- **What is being asked**:
Pick out every line with the word "Huawei" and copy it.

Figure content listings
|---|

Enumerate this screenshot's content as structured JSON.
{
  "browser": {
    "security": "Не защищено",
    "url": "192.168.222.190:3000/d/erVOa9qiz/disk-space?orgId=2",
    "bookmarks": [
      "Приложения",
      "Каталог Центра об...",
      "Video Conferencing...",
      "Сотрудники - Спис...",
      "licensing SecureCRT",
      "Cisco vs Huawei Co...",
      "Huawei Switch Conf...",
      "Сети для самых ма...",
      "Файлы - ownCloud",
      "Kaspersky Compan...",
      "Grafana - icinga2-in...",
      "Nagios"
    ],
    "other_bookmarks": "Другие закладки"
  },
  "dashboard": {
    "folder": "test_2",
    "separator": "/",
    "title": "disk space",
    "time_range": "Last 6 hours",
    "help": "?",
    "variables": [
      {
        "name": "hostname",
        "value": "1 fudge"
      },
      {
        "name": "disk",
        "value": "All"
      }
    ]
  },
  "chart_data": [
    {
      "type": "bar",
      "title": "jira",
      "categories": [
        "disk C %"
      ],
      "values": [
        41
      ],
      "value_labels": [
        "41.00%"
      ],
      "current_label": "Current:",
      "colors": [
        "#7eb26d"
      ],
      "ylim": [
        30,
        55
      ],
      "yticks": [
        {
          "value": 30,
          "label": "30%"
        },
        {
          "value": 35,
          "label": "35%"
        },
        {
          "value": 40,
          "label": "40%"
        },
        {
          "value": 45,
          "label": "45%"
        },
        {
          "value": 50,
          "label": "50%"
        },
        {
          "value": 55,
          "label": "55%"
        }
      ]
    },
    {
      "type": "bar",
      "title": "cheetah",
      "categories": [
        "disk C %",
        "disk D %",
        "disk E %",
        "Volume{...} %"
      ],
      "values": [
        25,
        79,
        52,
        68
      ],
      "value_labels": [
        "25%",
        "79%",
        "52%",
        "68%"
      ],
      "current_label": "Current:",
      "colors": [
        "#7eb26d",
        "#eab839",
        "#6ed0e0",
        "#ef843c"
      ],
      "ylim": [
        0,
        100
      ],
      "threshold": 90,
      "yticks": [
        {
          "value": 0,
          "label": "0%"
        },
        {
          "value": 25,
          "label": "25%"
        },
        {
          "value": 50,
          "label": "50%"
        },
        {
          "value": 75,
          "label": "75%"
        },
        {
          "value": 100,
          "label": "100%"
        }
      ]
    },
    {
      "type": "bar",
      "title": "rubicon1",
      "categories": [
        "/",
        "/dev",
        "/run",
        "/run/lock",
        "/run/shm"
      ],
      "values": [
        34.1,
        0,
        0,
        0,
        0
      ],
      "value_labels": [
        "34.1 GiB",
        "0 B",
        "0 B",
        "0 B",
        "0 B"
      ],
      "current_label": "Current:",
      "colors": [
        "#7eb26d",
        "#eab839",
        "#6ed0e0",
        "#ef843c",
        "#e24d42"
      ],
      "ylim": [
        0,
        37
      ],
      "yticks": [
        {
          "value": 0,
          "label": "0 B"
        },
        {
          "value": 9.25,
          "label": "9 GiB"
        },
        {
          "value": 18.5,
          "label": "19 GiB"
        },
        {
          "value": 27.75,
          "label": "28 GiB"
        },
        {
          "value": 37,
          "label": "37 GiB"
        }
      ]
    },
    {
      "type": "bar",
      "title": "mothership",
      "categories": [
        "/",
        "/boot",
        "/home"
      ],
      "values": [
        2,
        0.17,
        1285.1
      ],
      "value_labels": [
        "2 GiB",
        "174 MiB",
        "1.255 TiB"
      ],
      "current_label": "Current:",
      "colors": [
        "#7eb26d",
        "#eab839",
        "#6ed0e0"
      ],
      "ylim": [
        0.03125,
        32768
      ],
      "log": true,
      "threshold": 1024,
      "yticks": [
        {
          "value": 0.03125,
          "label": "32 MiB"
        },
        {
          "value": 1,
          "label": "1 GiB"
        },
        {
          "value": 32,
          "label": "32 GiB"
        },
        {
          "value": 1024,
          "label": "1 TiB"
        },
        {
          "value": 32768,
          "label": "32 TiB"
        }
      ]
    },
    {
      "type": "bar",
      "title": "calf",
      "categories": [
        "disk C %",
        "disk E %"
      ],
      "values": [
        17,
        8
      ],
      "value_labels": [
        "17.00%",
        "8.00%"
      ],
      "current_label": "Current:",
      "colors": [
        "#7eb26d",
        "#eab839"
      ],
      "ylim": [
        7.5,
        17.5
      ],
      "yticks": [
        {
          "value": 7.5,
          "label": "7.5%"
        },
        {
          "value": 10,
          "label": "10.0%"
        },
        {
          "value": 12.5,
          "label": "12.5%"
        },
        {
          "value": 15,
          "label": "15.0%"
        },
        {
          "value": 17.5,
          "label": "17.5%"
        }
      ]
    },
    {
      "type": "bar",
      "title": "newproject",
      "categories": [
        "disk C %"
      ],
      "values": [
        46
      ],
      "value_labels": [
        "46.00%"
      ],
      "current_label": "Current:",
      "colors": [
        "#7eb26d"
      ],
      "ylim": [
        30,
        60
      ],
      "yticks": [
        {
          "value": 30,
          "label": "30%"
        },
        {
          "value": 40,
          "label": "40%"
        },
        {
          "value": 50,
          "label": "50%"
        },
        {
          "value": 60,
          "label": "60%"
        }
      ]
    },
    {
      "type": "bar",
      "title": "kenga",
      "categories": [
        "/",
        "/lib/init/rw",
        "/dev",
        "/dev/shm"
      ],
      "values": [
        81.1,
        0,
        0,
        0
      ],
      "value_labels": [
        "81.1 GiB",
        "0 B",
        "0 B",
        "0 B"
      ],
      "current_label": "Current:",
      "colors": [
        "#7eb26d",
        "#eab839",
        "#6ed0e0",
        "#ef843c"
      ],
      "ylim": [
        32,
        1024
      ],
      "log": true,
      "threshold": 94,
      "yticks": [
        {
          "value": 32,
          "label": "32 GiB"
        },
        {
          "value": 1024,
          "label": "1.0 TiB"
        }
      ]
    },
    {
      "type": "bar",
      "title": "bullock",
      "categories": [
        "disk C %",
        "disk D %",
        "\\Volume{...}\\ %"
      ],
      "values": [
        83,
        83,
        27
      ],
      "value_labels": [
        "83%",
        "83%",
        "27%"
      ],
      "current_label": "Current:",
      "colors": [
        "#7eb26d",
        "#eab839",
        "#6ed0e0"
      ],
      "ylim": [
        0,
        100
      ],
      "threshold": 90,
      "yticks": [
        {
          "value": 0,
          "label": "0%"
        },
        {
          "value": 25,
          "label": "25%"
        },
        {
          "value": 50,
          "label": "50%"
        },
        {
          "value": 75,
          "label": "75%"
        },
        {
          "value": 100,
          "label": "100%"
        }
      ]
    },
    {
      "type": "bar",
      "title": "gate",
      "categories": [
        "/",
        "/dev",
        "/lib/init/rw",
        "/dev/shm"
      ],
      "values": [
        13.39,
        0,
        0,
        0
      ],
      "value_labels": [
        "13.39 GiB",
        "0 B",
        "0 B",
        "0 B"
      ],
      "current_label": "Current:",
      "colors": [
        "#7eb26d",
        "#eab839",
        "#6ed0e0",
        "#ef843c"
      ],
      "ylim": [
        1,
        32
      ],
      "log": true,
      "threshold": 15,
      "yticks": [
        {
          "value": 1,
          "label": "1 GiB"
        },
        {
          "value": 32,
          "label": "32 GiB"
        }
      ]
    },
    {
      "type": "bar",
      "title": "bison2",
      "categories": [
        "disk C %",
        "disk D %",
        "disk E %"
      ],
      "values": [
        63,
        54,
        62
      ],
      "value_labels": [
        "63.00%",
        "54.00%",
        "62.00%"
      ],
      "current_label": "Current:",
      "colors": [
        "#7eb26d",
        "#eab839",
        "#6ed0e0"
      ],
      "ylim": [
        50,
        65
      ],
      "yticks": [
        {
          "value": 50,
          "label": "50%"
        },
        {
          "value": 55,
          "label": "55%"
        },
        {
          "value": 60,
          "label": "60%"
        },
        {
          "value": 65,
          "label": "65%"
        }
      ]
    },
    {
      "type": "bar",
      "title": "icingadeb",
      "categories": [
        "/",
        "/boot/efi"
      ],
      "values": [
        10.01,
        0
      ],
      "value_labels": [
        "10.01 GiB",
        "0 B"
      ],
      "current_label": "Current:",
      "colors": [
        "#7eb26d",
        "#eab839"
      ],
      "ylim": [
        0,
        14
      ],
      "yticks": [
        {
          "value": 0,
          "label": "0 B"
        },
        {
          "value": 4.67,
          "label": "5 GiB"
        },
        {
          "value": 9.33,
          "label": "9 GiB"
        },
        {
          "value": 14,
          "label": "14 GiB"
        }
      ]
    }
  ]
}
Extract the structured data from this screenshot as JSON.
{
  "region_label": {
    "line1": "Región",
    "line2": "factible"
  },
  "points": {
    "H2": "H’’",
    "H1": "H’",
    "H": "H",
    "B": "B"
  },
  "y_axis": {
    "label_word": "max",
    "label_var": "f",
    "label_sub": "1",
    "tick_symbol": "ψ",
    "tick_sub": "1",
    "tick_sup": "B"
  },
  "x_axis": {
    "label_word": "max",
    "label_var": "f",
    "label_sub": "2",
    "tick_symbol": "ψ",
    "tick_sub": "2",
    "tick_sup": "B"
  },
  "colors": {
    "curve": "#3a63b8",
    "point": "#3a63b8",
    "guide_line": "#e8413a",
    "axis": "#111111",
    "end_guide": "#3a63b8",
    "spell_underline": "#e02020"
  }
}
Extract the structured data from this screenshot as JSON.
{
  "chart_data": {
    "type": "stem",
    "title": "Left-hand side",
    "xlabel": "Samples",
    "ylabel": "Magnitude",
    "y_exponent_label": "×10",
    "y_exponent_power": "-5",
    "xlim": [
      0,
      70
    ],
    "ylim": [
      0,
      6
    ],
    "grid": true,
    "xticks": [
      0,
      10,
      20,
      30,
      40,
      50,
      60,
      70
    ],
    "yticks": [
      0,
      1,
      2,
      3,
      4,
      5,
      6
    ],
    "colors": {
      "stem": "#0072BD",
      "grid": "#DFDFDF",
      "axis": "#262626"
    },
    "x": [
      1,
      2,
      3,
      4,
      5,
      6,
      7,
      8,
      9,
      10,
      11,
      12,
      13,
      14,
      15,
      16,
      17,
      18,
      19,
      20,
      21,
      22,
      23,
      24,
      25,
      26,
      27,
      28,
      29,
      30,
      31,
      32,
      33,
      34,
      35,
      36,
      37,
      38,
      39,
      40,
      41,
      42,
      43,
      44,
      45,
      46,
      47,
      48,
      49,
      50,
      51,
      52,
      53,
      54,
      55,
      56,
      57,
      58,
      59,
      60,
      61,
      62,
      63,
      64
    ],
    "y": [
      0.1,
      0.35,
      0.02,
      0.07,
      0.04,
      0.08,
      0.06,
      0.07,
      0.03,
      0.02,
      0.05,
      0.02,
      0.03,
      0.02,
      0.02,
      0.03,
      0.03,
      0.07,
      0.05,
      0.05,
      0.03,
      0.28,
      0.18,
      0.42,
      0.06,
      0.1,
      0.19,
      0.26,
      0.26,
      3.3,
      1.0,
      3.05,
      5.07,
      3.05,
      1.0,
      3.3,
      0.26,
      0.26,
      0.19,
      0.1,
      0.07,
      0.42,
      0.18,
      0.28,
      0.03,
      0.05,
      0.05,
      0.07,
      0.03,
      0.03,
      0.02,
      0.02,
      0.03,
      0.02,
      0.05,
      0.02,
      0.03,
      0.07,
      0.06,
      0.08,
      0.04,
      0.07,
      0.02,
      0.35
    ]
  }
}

|---|

- **Correct answer**:
      "Cisco vs Huawei Co...",
      "Huawei Switch Conf...",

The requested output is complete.